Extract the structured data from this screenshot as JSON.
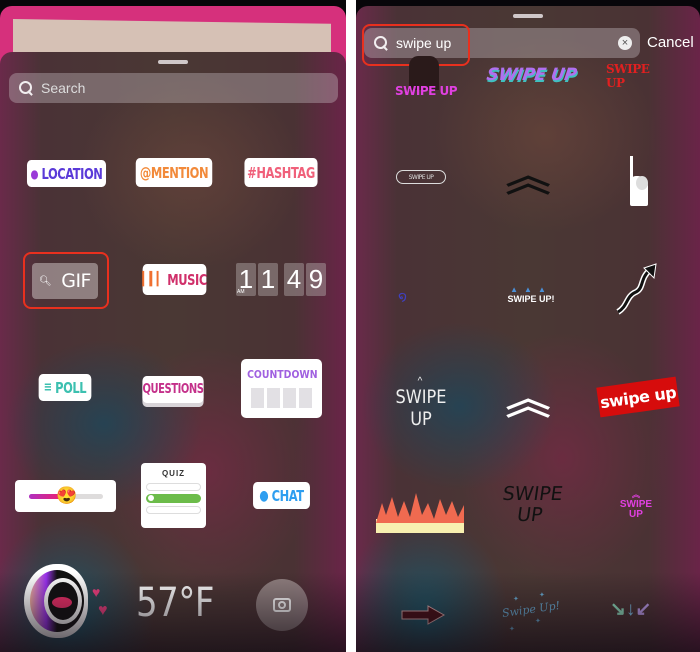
{
  "left": {
    "search": {
      "placeholder": "Search"
    },
    "stickers": {
      "location": "LOCATION",
      "mention": "@MENTION",
      "hashtag": "#HASHTAG",
      "gif": "GIF",
      "music": "MUSIC",
      "clock": {
        "digits": [
          "1",
          "1",
          "4",
          "9"
        ],
        "ampm": "AM"
      },
      "poll": "POLL",
      "questions": "QUESTIONS",
      "countdown": "COUNTDOWN",
      "quiz": "QUIZ",
      "chat": "CHAT",
      "temperature": "57°F"
    }
  },
  "right": {
    "search": {
      "value": "swipe up",
      "cancel_label": "Cancel"
    },
    "results": [
      {
        "label": "SWIPE UP",
        "style": "pink-photo"
      },
      {
        "label": "SWIPE UP",
        "style": "holographic-3d"
      },
      {
        "label": "SWIPE UP",
        "style": "red-brush"
      },
      {
        "label": "SWIPE UP",
        "style": "outlined-pill"
      },
      {
        "label": "",
        "style": "double-chevron-black"
      },
      {
        "label": "",
        "style": "pointing-figure"
      },
      {
        "label": "",
        "style": "blue-squiggle"
      },
      {
        "label": "SWIPE UP!",
        "style": "blue-carets"
      },
      {
        "label": "",
        "style": "curvy-arrow"
      },
      {
        "label": "SWIPE UP",
        "style": "handwritten-caret"
      },
      {
        "label": "",
        "style": "double-chevron-white"
      },
      {
        "label": "swipe up",
        "style": "red-banner"
      },
      {
        "label": "",
        "style": "flames"
      },
      {
        "label": "SWIPE UP",
        "style": "handwritten-black"
      },
      {
        "label": "SWIPE UP",
        "style": "pink-pixel"
      },
      {
        "label": "",
        "style": "right-arrow"
      },
      {
        "label": "Swipe Up!",
        "style": "script-stars"
      },
      {
        "label": "",
        "style": "pastel-arrows"
      }
    ]
  }
}
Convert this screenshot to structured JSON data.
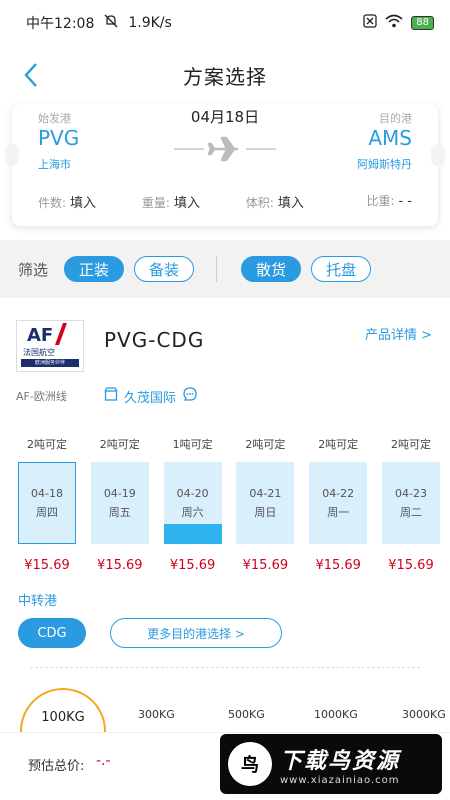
{
  "status_bar": {
    "time": "中午12:08",
    "speed": "1.9K/s",
    "battery": "88"
  },
  "nav": {
    "title": "方案选择"
  },
  "ticket": {
    "from_label": "始发港",
    "to_label": "目的港",
    "date": "04月18日",
    "from_code": "PVG",
    "to_code": "AMS",
    "from_city": "上海市",
    "to_city": "阿姆斯特丹",
    "fields": [
      {
        "label": "件数:",
        "value": "填入"
      },
      {
        "label": "重量:",
        "value": "填入"
      },
      {
        "label": "体积:",
        "value": "填入"
      },
      {
        "label": "比重:",
        "value": "- -"
      }
    ]
  },
  "filter": {
    "label": "筛选",
    "options": [
      {
        "label": "正装",
        "active": true
      },
      {
        "label": "备装",
        "active": false
      },
      {
        "label": "散货",
        "active": true
      },
      {
        "label": "托盘",
        "active": false
      }
    ]
  },
  "route": {
    "logo_text": "AF",
    "logo_cn": "法国航空",
    "logo_bar": "欧洲服务伙伴",
    "title": "PVG-CDG",
    "detail_link": "产品详情 >",
    "subtitle": "AF-欧洲线",
    "agent": "久茂国际"
  },
  "dates": [
    {
      "capacity": "2吨可定",
      "date": "04-18",
      "weekday": "周四",
      "price": "¥15.69",
      "fill": 0,
      "selected": true
    },
    {
      "capacity": "2吨可定",
      "date": "04-19",
      "weekday": "周五",
      "price": "¥15.69",
      "fill": 0,
      "selected": false
    },
    {
      "capacity": "1吨可定",
      "date": "04-20",
      "weekday": "周六",
      "price": "¥15.69",
      "fill": 0.25,
      "selected": false
    },
    {
      "capacity": "2吨可定",
      "date": "04-21",
      "weekday": "周日",
      "price": "¥15.69",
      "fill": 0,
      "selected": false
    },
    {
      "capacity": "2吨可定",
      "date": "04-22",
      "weekday": "周一",
      "price": "¥15.69",
      "fill": 0,
      "selected": false
    },
    {
      "capacity": "2吨可定",
      "date": "04-23",
      "weekday": "周二",
      "price": "¥15.69",
      "fill": 0,
      "selected": false
    }
  ],
  "transfer": {
    "label": "中转港",
    "selected": "CDG",
    "more": "更多目的港选择 >"
  },
  "weights": {
    "selected": "100KG",
    "options": [
      "300KG",
      "500KG",
      "1000KG",
      "3000KG"
    ]
  },
  "footer": {
    "total_label": "预估总价:",
    "total_value": "-.-"
  },
  "watermark": {
    "glyph": "鸟",
    "text": "下载鸟资源",
    "url": "www.xiazainiao.com"
  },
  "colors": {
    "accent": "#2a9be0",
    "price": "#d0021b",
    "orange": "#f5a623"
  }
}
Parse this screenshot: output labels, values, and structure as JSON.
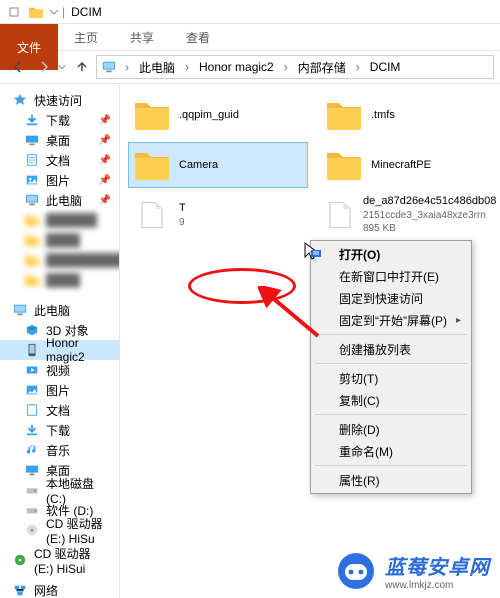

> Exercise directions
Look through the records and count each line that holds "double". Write only the total.

> Worked answer
2